Short problem:
Copy all records verbatim.

start

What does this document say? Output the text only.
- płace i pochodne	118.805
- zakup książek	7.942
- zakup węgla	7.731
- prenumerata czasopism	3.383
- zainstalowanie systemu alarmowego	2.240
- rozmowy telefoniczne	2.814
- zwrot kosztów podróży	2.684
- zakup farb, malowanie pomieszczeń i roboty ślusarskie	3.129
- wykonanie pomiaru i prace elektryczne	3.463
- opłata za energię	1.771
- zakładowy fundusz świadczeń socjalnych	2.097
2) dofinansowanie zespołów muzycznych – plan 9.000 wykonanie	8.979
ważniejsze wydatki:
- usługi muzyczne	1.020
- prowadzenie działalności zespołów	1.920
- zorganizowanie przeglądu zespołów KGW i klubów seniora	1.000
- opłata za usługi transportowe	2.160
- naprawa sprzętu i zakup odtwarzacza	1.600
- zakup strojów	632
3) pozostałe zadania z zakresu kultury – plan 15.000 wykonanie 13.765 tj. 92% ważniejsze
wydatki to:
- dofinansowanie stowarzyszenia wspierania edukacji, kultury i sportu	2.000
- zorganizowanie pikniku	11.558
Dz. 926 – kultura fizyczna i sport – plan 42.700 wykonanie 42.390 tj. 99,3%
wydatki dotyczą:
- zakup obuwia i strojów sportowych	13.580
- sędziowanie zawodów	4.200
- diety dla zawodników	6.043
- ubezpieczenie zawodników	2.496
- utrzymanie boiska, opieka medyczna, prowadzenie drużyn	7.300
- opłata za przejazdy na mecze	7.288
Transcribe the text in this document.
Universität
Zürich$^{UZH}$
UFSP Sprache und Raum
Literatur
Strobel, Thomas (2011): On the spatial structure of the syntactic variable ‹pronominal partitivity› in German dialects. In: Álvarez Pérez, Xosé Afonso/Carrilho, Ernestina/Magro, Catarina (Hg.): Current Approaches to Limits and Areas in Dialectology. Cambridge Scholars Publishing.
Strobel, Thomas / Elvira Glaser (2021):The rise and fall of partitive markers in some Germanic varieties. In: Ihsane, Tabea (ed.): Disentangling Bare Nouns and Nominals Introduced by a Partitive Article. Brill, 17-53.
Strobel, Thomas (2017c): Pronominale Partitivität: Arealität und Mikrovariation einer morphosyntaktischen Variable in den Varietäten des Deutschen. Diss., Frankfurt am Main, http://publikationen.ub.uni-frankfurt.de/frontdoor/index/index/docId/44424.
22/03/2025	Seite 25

end

Exercise solution:
What does this document say? Output the text only.
- płace i pochodne	118.805
- zakup książek	7.942
- zakup węgla	7.731
- prenumerata czasopism	3.383
- zainstalowanie systemu alarmowego	2.240
- rozmowy telefoniczne	2.814
- zwrot kosztów podróży	2.684
- zakup farb, malowanie pomieszczeń i roboty ślusarskie	3.129
- wykonanie pomiaru i prace elektryczne	3.463
- opłata za energię	1.771
- zakładowy fundusz świadczeń socjalnych	2.097
2) dofinansowanie zespołów muzycznych – plan 9.000 wykonanie	8.979
ważniejsze wydatki:
- usługi muzyczne	1.020
- prowadzenie działalności zespołów	1.920
- zorganizowanie przeglądu zespołów KGW i klubów seniora	1.000
- opłata za usługi transportowe	2.160
- naprawa sprzętu i zakup odtwarzacza	1.600
- zakup strojów	632
3) pozostałe zadania z zakresu kultury – plan 15.000 wykonanie 13.765 tj. 92% ważniejsze
wydatki to:
- dofinansowanie stowarzyszenia wspierania edukacji, kultury i sportu	2.000
- zorganizowanie pikniku	11.558
Dz. 926 – kultura fizyczna i sport – plan 42.700 wykonanie 42.390 tj. 99,3%
wydatki dotyczą:
- zakup obuwia i strojów sportowych	13.580
- sędziowanie zawodów	4.200
- diety dla zawodników	6.043
- ubezpieczenie zawodników	2.496
- utrzymanie boiska, opieka medyczna, prowadzenie drużyn	7.300
- opłata za przejazdy na mecze	7.288
Transcribe the text in this document.
Universität
Zürich$^{UZH}$
UFSP Sprache und Raum
Literatur
Strobel, Thomas (2011): On the spatial structure of the syntactic variable ‹pronominal partitivity› in German dialects. In: Álvarez Pérez, Xosé Afonso/Carrilho, Ernestina/Magro, Catarina (Hg.): Current Approaches to Limits and Areas in Dialectology. Cambridge Scholars Publishing.
Strobel, Thomas / Elvira Glaser (2021):The rise and fall of partitive markers in some Germanic varieties. In: Ihsane, Tabea (ed.): Disentangling Bare Nouns and Nominals Introduced by a Partitive Article. Brill, 17-53.
Strobel, Thomas (2017c): Pronominale Partitivität: Arealität und Mikrovariation einer morphosyntaktischen Variable in den Varietäten des Deutschen. Diss., Frankfurt am Main, http://publikationen.ub.uni-frankfurt.de/frontdoor/index/index/docId/44424.
22/03/2025	Seite 25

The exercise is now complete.